Exercise prompt: Report all lines holding "micropile".

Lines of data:
▼▼▼

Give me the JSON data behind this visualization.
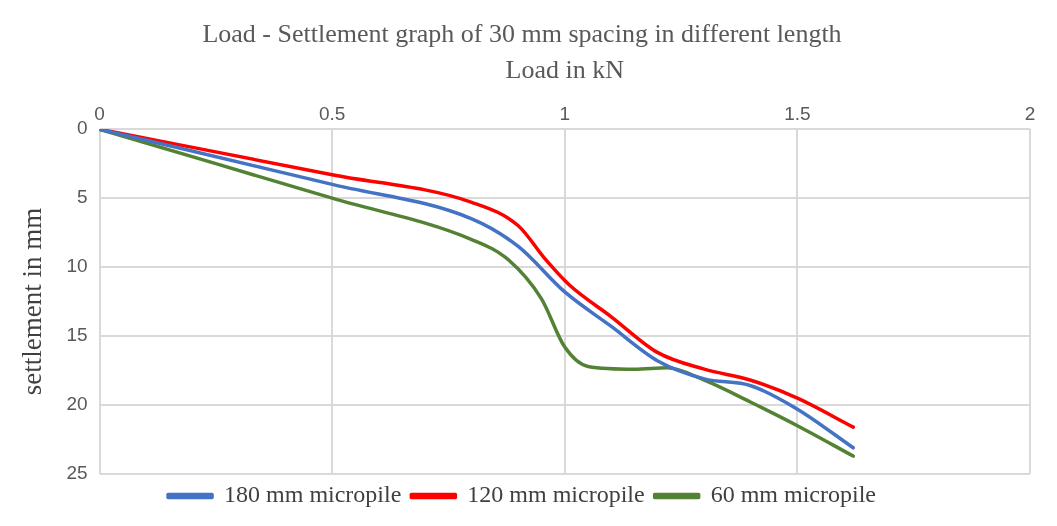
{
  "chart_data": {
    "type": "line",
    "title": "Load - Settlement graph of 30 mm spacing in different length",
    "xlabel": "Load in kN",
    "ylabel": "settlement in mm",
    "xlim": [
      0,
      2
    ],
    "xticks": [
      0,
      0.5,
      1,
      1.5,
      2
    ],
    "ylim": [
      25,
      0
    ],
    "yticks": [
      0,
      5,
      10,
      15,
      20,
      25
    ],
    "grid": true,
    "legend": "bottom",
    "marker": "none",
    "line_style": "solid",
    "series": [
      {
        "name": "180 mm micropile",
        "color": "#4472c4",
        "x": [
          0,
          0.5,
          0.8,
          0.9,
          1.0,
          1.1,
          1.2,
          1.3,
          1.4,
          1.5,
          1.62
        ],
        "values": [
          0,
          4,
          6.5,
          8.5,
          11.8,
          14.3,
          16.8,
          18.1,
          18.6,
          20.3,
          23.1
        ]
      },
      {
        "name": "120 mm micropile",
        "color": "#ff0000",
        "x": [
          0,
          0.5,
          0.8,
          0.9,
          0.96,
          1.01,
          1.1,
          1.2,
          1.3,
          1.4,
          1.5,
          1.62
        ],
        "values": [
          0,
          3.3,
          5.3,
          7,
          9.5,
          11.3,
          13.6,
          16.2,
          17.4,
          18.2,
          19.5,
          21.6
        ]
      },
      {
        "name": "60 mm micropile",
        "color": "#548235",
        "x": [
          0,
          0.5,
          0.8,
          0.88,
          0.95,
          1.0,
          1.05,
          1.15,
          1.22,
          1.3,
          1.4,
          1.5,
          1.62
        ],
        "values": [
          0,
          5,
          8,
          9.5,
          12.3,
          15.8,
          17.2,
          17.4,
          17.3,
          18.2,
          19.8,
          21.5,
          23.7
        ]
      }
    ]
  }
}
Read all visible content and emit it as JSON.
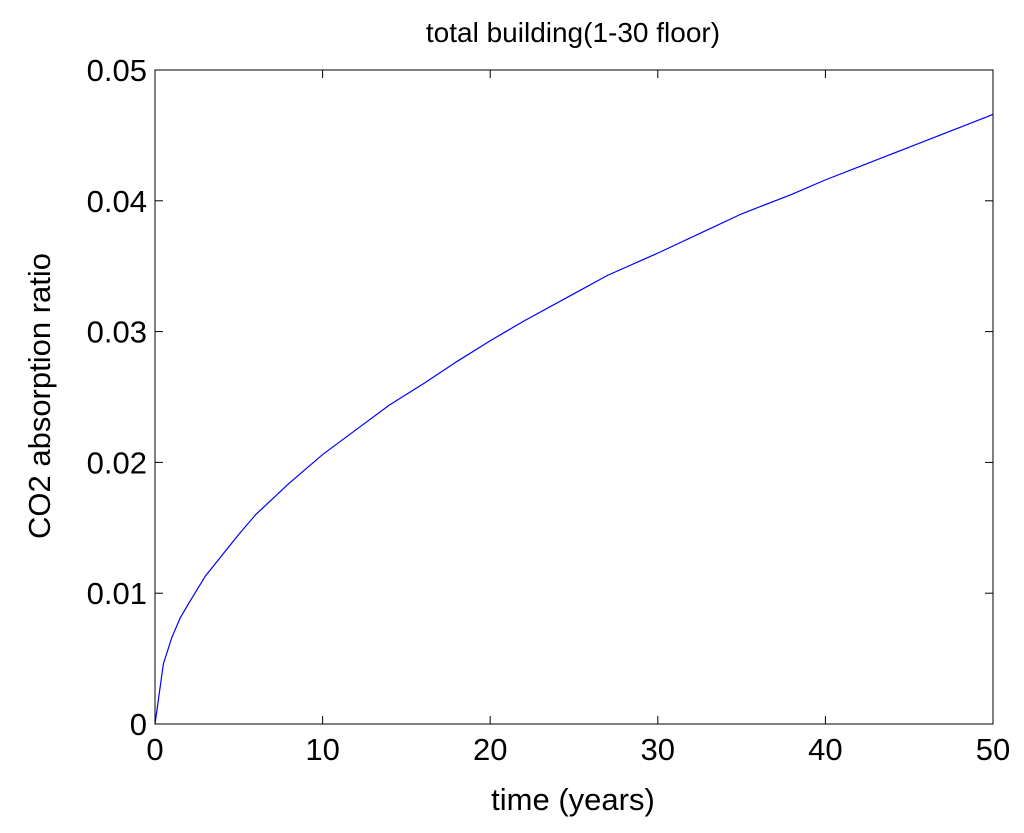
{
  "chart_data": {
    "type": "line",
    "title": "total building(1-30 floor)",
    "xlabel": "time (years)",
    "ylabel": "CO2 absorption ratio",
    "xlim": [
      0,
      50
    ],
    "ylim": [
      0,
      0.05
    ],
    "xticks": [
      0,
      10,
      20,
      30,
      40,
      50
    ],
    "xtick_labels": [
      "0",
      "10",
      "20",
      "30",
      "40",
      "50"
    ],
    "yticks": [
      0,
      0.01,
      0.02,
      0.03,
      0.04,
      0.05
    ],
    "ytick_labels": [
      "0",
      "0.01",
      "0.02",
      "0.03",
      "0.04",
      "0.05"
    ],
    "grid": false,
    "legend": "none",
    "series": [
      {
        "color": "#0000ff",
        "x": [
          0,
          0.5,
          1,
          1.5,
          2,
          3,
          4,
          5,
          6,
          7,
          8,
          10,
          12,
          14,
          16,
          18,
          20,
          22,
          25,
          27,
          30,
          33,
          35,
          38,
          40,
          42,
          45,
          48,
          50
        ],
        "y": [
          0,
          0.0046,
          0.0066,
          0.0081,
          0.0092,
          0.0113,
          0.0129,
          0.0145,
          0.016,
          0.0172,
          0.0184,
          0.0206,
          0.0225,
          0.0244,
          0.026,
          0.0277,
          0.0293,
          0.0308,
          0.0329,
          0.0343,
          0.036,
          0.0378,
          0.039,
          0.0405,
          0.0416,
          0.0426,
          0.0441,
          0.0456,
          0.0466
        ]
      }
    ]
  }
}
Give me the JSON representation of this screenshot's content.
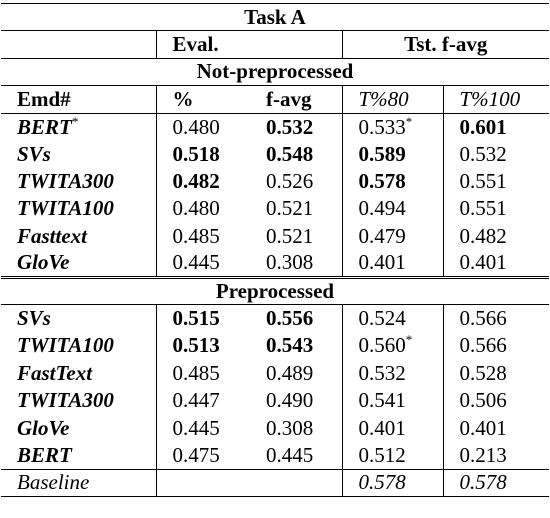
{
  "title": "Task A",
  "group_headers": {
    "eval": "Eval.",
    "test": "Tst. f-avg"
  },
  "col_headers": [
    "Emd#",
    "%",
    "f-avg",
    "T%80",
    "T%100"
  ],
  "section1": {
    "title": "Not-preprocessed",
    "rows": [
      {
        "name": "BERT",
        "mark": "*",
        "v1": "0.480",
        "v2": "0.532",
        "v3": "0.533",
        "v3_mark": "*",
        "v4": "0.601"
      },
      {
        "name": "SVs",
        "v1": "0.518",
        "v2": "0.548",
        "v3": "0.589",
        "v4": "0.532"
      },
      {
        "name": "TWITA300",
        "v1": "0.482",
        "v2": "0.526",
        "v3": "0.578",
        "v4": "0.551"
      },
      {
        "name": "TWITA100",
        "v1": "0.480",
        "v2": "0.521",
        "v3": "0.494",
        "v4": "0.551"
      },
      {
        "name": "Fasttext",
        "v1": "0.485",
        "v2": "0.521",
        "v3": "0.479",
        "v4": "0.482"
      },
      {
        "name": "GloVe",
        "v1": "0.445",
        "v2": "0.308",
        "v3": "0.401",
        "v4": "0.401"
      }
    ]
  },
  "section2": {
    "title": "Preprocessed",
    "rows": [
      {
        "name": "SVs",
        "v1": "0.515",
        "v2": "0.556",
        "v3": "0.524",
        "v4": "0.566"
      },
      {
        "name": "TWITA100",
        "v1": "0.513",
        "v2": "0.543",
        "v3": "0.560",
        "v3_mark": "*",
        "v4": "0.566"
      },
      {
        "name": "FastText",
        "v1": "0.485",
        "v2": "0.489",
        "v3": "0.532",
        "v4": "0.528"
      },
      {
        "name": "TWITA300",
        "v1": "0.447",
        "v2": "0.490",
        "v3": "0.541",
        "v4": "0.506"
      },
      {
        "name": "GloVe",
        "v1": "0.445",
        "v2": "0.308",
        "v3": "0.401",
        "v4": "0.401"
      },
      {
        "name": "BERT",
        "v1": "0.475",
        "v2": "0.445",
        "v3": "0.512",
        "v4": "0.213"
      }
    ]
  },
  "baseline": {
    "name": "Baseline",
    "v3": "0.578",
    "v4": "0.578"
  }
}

▲▲▲
▼▼▼

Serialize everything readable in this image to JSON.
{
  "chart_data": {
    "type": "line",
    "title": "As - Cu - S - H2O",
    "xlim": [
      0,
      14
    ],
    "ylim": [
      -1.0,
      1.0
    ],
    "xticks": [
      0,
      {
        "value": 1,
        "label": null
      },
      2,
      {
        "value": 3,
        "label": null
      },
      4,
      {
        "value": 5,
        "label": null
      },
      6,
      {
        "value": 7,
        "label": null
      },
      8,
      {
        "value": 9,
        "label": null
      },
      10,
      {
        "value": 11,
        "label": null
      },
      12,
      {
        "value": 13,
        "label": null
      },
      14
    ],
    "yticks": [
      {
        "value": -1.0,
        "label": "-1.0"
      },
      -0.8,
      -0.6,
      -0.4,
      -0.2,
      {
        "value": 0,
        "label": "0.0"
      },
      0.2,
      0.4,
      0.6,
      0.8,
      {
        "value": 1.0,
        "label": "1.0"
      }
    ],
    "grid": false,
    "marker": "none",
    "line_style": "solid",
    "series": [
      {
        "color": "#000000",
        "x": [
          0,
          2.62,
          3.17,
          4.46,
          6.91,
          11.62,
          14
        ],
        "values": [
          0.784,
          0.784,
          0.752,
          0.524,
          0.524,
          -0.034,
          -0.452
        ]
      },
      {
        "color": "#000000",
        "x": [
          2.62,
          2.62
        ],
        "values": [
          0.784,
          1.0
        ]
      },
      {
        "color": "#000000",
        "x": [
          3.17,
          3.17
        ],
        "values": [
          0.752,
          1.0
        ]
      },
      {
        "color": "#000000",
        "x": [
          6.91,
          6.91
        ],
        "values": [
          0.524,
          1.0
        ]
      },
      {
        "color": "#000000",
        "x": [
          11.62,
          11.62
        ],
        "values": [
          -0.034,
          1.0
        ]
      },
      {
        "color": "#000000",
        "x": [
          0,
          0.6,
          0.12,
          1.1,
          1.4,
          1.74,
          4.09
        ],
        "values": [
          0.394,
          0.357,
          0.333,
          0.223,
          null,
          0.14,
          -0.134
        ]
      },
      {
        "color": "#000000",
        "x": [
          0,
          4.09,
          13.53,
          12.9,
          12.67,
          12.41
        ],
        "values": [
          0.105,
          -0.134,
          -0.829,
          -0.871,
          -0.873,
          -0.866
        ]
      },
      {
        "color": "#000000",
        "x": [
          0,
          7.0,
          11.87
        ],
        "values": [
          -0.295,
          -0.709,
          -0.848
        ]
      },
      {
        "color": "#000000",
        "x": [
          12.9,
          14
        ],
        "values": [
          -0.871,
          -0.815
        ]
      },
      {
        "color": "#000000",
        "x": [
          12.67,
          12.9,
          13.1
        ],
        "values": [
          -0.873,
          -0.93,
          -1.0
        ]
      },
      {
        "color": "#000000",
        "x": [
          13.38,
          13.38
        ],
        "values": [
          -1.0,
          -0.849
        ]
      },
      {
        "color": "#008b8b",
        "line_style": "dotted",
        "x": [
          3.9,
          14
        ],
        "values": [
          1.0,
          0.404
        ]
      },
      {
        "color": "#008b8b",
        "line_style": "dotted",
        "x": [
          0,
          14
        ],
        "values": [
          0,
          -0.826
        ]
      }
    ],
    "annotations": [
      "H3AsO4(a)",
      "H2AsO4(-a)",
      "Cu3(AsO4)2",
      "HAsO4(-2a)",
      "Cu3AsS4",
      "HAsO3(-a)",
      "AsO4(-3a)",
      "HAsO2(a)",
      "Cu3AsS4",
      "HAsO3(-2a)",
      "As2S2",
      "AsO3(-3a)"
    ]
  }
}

▲▲▲

Final answer:
        "name": "180 mm micropile",
        "name": "120 mm micropile",
        "name": "60 mm micropile",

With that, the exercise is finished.